Task prompt: In the material below, find each line holding the string "GOOVAERTS" and copy it.

___ Source records

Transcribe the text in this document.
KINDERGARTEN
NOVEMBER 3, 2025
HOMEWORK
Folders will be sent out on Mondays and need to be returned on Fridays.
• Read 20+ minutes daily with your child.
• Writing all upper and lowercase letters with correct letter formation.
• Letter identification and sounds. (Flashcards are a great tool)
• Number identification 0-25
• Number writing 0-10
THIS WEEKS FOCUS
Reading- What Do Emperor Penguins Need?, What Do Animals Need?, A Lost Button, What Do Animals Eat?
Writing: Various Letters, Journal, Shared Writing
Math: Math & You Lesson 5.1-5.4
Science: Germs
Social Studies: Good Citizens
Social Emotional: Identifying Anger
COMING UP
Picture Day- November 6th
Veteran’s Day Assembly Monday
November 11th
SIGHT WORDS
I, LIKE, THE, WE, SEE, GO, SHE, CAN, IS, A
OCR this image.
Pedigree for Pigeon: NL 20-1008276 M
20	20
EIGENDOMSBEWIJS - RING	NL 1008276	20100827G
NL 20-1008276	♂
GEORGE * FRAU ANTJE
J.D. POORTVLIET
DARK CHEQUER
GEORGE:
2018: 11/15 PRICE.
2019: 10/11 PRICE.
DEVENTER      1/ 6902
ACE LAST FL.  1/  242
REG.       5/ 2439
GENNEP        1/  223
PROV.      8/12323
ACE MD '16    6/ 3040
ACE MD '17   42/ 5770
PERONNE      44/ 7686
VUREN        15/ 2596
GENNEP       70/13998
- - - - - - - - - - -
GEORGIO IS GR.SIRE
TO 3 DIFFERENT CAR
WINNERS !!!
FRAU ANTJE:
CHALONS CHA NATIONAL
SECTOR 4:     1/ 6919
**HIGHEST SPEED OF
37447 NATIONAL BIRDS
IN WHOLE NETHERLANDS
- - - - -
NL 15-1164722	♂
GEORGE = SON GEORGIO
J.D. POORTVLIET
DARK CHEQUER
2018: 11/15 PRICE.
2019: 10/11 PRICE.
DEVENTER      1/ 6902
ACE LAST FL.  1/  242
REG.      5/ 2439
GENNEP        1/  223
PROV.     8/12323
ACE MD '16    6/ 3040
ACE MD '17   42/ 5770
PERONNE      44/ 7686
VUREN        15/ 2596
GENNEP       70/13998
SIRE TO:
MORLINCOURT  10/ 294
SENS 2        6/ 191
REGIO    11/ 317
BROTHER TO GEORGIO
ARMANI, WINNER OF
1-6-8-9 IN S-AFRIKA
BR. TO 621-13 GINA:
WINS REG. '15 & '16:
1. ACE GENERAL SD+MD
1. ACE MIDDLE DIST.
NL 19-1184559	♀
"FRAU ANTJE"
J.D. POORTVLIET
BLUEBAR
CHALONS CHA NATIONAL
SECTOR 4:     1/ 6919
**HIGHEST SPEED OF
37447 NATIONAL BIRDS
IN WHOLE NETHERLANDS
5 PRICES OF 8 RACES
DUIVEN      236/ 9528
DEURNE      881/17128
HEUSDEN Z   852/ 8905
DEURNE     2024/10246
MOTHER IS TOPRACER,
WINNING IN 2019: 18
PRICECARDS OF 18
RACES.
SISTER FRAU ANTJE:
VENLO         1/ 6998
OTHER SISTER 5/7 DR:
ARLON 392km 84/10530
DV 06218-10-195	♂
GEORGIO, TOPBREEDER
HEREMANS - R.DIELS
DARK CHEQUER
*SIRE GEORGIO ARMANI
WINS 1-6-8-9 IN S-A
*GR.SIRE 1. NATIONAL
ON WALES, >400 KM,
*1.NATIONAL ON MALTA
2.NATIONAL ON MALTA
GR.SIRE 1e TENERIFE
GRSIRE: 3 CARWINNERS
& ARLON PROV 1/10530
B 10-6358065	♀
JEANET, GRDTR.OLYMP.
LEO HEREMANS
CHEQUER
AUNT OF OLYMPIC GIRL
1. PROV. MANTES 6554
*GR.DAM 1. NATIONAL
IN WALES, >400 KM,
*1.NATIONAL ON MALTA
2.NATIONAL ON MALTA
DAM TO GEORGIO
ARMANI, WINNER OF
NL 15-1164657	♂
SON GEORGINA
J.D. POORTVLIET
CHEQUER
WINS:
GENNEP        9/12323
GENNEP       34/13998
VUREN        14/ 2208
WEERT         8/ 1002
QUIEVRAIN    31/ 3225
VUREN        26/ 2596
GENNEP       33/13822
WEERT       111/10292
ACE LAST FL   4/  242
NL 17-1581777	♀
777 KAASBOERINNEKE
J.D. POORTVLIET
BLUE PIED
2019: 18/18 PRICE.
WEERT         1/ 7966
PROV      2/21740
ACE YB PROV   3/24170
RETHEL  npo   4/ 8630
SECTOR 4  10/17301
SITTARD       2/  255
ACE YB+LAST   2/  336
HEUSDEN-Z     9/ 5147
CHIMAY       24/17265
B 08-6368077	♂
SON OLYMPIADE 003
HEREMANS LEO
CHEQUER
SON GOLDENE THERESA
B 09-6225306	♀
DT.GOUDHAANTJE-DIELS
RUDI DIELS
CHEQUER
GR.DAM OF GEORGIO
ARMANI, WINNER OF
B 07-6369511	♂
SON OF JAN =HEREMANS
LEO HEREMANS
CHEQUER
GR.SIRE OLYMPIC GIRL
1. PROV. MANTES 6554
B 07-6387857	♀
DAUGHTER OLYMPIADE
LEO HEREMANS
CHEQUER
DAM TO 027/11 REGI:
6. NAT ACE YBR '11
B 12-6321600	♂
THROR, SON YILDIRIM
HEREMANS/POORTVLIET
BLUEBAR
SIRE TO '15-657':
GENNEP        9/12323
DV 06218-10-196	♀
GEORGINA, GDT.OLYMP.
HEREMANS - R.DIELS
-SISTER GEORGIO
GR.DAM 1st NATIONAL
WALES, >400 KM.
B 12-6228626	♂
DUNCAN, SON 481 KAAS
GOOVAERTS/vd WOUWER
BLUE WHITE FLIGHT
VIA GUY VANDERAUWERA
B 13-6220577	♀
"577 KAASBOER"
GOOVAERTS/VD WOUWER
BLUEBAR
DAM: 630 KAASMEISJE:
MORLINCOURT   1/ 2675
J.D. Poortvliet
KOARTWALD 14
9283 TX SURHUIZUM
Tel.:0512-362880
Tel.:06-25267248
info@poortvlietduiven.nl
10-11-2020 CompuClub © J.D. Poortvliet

______

Result below:
GOOVAERTS/vd WOUWER
GOOVAERTS/VD WOUWER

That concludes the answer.